━━ Data provided

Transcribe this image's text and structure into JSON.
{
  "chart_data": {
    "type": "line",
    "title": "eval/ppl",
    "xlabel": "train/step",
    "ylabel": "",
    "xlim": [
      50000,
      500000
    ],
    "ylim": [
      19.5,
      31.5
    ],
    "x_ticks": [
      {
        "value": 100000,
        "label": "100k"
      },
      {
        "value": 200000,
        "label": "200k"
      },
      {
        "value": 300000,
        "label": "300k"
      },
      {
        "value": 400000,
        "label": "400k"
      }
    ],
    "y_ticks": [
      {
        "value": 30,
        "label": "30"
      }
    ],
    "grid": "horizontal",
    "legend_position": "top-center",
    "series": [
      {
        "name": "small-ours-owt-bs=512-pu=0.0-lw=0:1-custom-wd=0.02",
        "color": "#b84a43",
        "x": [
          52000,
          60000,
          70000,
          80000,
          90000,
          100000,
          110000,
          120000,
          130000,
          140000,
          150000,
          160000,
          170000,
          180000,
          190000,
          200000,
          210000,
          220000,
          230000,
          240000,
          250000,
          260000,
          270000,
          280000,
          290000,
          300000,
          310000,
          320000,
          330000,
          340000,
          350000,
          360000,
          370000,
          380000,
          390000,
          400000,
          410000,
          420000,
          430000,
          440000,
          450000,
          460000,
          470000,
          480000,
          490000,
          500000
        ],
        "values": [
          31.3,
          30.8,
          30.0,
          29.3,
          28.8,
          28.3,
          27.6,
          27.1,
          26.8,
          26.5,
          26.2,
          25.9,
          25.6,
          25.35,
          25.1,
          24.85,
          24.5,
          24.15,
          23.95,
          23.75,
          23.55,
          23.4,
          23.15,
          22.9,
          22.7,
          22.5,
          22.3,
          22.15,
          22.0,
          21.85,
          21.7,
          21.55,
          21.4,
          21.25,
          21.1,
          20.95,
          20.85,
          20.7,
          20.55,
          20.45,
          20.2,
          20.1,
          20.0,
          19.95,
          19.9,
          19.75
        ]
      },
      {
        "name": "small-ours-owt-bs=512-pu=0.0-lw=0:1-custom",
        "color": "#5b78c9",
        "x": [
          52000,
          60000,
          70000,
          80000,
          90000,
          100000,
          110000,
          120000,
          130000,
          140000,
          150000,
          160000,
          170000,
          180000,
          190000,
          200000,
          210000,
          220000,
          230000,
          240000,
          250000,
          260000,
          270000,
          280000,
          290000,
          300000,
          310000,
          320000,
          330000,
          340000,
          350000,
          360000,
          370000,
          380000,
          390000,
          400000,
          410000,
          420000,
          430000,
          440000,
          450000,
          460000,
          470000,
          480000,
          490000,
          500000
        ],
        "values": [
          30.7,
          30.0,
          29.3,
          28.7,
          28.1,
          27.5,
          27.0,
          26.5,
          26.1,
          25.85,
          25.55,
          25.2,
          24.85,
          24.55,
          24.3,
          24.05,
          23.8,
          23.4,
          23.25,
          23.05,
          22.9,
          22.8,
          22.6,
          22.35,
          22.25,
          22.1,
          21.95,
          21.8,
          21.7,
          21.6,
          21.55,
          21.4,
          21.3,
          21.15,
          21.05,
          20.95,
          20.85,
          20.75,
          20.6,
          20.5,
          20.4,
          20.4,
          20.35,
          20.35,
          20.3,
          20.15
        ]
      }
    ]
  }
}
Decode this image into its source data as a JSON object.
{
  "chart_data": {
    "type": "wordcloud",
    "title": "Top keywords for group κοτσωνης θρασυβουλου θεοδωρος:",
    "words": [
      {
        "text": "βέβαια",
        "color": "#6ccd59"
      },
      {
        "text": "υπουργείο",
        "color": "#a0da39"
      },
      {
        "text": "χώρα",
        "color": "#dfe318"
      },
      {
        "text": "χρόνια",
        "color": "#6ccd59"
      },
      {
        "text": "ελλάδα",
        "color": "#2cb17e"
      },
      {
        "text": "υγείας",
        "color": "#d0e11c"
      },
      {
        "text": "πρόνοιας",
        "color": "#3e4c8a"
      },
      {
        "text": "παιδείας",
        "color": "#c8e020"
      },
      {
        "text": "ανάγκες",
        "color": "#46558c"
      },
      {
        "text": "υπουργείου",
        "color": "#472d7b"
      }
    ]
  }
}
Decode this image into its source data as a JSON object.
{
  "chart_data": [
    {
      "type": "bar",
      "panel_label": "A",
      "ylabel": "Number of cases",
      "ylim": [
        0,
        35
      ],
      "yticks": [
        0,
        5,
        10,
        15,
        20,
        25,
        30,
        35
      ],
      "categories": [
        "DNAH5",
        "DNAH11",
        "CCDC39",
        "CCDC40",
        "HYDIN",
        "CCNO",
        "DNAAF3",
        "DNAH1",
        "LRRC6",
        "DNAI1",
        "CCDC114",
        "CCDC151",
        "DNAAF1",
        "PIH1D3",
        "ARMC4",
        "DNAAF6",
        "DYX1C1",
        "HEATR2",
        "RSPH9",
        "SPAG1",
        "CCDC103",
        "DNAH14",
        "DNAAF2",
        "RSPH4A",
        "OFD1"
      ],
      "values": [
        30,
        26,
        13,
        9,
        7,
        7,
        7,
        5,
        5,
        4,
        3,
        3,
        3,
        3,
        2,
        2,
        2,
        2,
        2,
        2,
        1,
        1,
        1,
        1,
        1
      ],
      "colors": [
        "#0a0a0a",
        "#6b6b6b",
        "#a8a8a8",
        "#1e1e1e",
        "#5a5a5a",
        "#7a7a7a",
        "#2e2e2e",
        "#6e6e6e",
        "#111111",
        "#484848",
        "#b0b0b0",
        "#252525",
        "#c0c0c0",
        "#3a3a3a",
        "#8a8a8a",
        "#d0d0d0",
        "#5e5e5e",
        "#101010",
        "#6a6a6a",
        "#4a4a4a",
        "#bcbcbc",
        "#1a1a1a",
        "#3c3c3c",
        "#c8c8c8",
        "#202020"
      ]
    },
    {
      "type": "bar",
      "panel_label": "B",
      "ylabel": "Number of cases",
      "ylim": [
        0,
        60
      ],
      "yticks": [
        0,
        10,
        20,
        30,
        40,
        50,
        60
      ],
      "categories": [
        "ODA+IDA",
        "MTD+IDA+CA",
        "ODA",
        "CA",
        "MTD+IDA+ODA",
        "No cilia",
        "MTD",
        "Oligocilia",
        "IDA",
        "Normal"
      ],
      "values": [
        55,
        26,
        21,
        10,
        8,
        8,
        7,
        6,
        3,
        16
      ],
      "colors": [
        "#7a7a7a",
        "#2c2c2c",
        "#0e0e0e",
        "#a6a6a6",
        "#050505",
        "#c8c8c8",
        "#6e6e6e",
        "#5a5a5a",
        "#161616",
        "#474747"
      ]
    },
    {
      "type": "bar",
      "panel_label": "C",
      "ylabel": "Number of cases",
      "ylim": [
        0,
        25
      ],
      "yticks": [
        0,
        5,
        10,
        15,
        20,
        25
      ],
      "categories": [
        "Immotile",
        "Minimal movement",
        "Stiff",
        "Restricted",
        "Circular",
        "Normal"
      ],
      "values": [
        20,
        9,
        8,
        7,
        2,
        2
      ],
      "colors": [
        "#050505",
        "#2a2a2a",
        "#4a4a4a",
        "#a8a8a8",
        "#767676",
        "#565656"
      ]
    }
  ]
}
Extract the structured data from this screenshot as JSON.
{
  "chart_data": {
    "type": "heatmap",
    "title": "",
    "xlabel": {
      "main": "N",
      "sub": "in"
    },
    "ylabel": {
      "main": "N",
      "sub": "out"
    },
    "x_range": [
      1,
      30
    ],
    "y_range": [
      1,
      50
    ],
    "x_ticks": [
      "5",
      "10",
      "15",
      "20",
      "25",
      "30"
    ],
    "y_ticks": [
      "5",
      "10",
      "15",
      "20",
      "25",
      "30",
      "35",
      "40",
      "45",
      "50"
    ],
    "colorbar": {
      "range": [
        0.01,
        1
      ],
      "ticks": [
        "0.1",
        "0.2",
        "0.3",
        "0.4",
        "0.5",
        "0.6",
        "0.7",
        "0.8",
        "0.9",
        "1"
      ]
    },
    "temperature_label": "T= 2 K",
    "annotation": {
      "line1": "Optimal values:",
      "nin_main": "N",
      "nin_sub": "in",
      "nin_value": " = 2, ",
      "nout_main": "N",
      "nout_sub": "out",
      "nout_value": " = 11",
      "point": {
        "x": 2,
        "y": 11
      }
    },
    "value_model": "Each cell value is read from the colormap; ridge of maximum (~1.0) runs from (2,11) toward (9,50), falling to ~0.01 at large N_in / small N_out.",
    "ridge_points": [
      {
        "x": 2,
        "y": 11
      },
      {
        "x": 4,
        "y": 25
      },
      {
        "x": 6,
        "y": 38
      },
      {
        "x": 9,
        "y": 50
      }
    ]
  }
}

━━━━

Brief:
Look through the entries above. Extract each line with the word "this".

Exercise response:
Transcribe this image's text and structure into JSON.
Decode this image into its source data as a JSON object.
Decode this image into its source data as a JSON object.
Extract the structured data from this screenshot as JSON.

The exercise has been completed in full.